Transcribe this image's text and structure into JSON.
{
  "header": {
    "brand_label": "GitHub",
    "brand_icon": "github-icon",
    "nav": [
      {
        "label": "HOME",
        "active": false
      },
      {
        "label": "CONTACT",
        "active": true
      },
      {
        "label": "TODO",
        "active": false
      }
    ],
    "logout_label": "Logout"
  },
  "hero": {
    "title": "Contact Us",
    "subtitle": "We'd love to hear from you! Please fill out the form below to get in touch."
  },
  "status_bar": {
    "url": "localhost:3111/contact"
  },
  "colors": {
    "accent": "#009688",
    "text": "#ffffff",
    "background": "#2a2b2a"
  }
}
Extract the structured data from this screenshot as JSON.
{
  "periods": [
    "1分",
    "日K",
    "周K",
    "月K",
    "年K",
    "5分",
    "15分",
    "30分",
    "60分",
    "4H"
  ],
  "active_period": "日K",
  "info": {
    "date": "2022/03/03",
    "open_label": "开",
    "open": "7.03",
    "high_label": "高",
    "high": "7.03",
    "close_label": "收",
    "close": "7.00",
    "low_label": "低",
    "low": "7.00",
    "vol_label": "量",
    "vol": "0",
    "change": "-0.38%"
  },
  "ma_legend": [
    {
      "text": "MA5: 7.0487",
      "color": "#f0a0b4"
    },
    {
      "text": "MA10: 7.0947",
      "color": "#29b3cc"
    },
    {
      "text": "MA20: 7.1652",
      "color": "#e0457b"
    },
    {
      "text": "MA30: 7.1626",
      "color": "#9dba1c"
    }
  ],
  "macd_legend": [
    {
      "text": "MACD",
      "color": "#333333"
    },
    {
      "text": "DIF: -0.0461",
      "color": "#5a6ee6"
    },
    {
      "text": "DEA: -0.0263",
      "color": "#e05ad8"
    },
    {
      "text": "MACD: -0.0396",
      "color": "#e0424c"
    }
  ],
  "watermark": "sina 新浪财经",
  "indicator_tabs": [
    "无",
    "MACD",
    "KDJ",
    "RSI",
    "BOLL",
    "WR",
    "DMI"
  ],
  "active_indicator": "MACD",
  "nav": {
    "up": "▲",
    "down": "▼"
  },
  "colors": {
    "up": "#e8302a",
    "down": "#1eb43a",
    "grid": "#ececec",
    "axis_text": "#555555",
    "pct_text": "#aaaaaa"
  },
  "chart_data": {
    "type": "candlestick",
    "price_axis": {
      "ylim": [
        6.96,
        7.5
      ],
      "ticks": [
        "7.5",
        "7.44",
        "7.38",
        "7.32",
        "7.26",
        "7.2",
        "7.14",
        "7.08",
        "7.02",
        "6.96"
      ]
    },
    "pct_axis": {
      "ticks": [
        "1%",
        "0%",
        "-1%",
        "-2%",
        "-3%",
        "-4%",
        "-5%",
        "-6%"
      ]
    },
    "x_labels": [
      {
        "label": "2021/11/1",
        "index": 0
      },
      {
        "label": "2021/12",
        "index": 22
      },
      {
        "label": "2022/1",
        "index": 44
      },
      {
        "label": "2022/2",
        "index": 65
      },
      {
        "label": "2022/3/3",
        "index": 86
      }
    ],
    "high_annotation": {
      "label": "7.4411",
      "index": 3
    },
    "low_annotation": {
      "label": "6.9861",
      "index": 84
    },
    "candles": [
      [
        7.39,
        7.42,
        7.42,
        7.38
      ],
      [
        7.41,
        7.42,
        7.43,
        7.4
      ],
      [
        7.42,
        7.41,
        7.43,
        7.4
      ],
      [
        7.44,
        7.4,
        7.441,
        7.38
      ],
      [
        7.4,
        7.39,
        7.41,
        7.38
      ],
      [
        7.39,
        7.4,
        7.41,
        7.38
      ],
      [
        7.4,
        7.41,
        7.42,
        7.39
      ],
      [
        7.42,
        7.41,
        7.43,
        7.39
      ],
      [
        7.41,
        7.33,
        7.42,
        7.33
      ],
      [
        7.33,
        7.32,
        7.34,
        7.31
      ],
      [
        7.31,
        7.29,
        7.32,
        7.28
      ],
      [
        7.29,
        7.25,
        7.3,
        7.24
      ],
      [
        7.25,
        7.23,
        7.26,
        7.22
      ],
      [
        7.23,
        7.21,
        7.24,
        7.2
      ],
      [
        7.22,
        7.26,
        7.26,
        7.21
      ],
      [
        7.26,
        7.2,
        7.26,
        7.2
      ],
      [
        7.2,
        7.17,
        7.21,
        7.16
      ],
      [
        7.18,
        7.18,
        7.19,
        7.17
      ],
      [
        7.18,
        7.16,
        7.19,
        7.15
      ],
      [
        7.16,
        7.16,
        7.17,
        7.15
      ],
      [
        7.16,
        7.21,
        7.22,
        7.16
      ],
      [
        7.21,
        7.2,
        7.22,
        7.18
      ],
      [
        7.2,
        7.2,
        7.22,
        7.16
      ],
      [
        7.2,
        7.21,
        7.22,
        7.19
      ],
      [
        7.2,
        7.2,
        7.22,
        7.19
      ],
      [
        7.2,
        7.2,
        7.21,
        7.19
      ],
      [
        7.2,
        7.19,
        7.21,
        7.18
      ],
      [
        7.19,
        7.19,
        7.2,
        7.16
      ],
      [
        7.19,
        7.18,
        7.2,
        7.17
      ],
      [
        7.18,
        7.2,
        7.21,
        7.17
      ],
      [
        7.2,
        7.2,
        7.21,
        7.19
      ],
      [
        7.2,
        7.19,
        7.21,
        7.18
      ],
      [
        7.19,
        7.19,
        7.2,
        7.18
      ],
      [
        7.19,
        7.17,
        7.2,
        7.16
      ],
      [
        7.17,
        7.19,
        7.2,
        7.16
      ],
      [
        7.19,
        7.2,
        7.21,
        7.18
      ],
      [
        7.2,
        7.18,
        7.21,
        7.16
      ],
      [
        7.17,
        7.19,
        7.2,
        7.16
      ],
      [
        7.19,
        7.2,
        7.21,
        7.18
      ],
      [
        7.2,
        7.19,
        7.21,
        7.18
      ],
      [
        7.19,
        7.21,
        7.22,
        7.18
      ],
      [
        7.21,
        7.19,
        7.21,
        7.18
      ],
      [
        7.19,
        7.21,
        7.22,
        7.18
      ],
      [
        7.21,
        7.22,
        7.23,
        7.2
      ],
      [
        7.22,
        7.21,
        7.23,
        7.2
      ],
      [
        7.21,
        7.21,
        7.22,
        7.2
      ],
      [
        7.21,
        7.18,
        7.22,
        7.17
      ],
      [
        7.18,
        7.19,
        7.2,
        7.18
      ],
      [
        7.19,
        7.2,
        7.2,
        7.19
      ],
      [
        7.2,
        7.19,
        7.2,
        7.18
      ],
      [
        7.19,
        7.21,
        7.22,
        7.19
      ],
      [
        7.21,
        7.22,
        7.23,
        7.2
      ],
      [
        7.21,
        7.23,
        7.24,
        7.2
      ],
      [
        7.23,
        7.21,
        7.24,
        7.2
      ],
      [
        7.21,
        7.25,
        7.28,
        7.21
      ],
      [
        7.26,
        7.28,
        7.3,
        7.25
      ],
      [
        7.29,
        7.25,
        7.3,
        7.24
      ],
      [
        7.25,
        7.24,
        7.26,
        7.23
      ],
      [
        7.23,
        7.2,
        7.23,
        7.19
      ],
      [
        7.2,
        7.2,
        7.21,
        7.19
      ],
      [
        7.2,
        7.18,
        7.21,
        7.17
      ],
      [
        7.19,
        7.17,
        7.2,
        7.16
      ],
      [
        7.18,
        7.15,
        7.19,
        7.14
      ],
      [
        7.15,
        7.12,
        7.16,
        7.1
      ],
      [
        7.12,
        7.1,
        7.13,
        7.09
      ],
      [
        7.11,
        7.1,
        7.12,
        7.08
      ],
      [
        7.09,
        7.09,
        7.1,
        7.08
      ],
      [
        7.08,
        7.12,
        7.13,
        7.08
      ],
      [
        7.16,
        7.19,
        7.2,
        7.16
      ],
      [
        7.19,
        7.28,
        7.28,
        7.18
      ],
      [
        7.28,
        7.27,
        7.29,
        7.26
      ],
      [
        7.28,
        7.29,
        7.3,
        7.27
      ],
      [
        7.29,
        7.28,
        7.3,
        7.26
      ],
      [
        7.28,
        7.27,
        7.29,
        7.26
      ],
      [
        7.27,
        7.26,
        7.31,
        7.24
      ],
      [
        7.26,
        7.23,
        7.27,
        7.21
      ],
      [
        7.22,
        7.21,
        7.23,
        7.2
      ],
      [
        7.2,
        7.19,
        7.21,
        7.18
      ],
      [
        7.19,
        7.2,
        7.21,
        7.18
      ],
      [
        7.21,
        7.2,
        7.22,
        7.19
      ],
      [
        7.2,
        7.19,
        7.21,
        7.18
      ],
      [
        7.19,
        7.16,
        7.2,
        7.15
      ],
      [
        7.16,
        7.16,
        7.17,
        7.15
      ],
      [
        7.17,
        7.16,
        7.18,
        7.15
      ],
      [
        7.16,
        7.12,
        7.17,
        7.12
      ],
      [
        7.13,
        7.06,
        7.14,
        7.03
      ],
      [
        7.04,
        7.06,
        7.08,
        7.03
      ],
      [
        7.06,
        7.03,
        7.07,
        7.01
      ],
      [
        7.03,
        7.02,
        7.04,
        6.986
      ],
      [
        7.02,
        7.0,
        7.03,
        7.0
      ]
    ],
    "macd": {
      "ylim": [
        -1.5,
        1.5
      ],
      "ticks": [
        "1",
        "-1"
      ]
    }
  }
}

--------

Leave out every line without the string "JSON" and copy the rest.

FINISHED TASK
Transcribe this image's text and structure into JSON.
Extract the structured data from this screenshot as JSON.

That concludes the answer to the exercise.